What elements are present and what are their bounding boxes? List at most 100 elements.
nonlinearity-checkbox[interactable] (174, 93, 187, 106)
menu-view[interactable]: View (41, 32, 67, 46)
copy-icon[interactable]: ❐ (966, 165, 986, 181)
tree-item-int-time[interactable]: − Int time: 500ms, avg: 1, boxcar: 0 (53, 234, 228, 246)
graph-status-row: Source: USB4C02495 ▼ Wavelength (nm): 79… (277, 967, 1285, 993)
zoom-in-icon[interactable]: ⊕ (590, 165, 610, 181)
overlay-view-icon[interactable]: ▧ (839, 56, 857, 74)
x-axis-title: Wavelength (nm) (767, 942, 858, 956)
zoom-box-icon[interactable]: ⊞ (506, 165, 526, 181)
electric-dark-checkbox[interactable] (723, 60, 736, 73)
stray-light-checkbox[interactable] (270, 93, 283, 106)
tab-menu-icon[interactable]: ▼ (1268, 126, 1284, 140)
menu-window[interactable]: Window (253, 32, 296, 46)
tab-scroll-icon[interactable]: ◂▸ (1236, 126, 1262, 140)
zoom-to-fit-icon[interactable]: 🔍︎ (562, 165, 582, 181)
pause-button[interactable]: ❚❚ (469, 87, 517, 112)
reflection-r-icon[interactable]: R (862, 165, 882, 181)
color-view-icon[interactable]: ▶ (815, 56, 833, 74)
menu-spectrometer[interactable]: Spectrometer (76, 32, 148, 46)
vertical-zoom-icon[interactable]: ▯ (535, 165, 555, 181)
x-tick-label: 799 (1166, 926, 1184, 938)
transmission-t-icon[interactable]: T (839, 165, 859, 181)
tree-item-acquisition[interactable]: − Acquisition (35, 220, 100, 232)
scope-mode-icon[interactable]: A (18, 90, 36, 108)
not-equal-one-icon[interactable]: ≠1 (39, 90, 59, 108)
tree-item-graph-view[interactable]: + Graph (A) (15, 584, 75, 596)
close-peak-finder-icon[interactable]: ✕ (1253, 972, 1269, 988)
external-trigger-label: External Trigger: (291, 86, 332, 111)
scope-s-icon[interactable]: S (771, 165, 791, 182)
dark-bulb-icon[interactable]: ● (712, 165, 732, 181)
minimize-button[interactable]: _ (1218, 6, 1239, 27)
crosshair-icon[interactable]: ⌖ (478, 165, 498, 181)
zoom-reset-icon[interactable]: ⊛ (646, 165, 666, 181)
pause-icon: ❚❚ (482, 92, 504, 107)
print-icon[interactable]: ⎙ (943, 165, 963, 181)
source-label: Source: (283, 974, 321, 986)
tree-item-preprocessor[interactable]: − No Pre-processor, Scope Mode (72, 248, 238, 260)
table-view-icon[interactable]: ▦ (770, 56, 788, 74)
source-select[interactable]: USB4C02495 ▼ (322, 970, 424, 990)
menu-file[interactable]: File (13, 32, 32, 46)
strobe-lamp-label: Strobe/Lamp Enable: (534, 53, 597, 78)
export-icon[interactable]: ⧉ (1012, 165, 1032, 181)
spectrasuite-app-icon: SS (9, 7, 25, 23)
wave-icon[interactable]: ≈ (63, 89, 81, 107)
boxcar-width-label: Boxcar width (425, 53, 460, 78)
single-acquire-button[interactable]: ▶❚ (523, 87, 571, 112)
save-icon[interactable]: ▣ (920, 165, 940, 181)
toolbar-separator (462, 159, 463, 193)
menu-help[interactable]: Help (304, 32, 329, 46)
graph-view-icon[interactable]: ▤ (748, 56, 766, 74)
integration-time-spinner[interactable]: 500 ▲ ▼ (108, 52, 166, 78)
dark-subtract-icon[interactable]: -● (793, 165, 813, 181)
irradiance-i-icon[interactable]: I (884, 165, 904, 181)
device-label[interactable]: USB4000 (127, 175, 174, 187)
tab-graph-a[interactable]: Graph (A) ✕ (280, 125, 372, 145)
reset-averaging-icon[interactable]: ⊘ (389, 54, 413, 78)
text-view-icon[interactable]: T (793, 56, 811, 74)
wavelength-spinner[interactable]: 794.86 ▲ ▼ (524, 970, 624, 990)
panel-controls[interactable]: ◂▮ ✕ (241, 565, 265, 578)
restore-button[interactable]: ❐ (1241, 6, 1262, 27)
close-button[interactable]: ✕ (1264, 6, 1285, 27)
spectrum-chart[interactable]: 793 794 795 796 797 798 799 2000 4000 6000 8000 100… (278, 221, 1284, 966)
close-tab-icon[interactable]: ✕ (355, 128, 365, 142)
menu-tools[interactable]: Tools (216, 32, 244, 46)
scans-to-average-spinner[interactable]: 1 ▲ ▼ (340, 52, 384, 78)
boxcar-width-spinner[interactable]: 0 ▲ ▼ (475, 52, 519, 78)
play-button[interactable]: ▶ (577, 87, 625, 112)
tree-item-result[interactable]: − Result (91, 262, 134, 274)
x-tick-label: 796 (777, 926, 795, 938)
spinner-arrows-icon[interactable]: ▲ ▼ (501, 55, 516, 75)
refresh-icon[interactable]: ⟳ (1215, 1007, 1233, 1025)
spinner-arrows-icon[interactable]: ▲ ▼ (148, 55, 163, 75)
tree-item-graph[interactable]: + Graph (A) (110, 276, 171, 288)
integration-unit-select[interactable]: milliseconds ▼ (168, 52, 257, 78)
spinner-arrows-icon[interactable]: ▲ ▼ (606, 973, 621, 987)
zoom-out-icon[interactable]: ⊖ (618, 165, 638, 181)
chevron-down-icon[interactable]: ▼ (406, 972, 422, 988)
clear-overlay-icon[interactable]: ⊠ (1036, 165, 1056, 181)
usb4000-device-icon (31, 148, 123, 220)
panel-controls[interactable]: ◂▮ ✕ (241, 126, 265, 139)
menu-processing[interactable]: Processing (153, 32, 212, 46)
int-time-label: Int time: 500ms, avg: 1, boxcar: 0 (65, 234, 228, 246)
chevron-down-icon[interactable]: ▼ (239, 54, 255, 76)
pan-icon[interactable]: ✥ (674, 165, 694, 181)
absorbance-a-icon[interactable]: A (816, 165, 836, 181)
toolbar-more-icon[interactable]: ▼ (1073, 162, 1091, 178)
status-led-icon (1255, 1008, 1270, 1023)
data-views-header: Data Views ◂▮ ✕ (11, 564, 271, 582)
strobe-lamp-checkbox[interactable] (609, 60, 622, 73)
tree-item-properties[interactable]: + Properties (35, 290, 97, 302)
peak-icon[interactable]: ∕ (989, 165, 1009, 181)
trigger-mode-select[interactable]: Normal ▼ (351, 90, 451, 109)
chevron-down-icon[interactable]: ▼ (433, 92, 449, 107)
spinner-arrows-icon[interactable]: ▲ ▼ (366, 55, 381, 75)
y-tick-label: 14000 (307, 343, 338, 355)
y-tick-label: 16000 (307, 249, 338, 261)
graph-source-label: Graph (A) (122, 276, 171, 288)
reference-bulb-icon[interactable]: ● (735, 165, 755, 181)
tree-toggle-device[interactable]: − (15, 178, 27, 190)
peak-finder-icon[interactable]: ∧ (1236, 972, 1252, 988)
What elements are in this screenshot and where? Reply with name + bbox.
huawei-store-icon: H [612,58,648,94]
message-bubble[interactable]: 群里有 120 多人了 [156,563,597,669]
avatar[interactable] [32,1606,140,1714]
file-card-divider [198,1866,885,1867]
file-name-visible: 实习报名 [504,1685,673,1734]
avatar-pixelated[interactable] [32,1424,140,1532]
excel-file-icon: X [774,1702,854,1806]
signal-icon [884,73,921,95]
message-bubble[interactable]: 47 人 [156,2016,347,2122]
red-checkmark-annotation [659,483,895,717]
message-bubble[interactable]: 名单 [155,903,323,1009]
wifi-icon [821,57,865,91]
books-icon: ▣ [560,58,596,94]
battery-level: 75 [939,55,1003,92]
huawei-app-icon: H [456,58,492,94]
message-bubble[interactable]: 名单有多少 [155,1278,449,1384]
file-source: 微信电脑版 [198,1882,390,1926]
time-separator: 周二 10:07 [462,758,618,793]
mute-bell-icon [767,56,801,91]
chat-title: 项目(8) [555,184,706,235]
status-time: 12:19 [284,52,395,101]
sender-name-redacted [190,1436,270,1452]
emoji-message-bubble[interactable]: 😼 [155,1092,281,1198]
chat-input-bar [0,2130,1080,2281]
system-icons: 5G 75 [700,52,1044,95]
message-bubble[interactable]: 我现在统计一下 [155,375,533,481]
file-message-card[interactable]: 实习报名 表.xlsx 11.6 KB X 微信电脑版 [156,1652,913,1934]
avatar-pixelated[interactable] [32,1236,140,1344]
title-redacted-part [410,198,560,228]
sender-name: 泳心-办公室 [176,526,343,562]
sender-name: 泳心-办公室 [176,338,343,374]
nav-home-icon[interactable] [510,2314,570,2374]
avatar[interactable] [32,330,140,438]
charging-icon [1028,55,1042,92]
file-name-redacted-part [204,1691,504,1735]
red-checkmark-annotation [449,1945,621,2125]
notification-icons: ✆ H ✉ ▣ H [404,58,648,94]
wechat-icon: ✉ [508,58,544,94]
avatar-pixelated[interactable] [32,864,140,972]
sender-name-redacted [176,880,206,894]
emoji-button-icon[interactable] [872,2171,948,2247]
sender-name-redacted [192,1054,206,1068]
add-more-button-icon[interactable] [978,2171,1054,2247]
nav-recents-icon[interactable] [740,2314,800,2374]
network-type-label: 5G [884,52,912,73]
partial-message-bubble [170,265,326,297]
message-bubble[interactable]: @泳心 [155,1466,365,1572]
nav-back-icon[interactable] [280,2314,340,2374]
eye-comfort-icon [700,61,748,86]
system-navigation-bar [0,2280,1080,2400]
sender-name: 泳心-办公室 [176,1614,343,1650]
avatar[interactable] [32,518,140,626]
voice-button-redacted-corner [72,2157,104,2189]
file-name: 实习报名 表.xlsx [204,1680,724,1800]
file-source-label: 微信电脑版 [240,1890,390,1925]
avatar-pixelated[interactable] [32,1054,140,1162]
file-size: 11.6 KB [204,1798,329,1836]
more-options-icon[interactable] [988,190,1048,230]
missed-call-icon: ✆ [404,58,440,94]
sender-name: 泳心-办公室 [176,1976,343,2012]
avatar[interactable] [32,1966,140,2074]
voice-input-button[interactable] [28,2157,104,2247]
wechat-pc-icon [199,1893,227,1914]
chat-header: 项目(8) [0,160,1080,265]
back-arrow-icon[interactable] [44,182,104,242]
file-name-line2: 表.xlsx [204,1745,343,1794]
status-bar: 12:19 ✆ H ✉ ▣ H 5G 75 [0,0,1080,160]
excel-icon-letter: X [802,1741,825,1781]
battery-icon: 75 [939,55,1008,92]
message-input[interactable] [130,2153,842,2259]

• _What the exercise asks_: Repeat the rows from the start of the rows through the line containing "zoom-reset-icon[interactable]: ⊛ (646, 165, 666, 181)", inclusive, with each line unchanged.

• _Written response_:
What elements are present and what are their bounding boxes? List at most 100 elements.
nonlinearity-checkbox[interactable] (174, 93, 187, 106)
menu-view[interactable]: View (41, 32, 67, 46)
copy-icon[interactable]: ❐ (966, 165, 986, 181)
tree-item-int-time[interactable]: − Int time: 500ms, avg: 1, boxcar: 0 (53, 234, 228, 246)
graph-status-row: Source: USB4C02495 ▼ Wavelength (nm): 79… (277, 967, 1285, 993)
zoom-in-icon[interactable]: ⊕ (590, 165, 610, 181)
overlay-view-icon[interactable]: ▧ (839, 56, 857, 74)
x-axis-title: Wavelength (nm) (767, 942, 858, 956)
zoom-box-icon[interactable]: ⊞ (506, 165, 526, 181)
electric-dark-checkbox[interactable] (723, 60, 736, 73)
stray-light-checkbox[interactable] (270, 93, 283, 106)
tab-menu-icon[interactable]: ▼ (1268, 126, 1284, 140)
menu-window[interactable]: Window (253, 32, 296, 46)
tab-scroll-icon[interactable]: ◂▸ (1236, 126, 1262, 140)
zoom-to-fit-icon[interactable]: 🔍︎ (562, 165, 582, 181)
pause-button[interactable]: ❚❚ (469, 87, 517, 112)
reflection-r-icon[interactable]: R (862, 165, 882, 181)
color-view-icon[interactable]: ▶ (815, 56, 833, 74)
menu-spectrometer[interactable]: Spectrometer (76, 32, 148, 46)
vertical-zoom-icon[interactable]: ▯ (535, 165, 555, 181)
x-tick-label: 799 (1166, 926, 1184, 938)
transmission-t-icon[interactable]: T (839, 165, 859, 181)
tree-item-acquisition[interactable]: − Acquisition (35, 220, 100, 232)
scope-mode-icon[interactable]: A (18, 90, 36, 108)
not-equal-one-icon[interactable]: ≠1 (39, 90, 59, 108)
tree-item-graph-view[interactable]: + Graph (A) (15, 584, 75, 596)
close-peak-finder-icon[interactable]: ✕ (1253, 972, 1269, 988)
external-trigger-label: External Trigger: (291, 86, 332, 111)
scope-s-icon[interactable]: S (771, 165, 791, 182)
dark-bulb-icon[interactable]: ● (712, 165, 732, 181)
minimize-button[interactable]: _ (1218, 6, 1239, 27)
crosshair-icon[interactable]: ⌖ (478, 165, 498, 181)
zoom-reset-icon[interactable]: ⊛ (646, 165, 666, 181)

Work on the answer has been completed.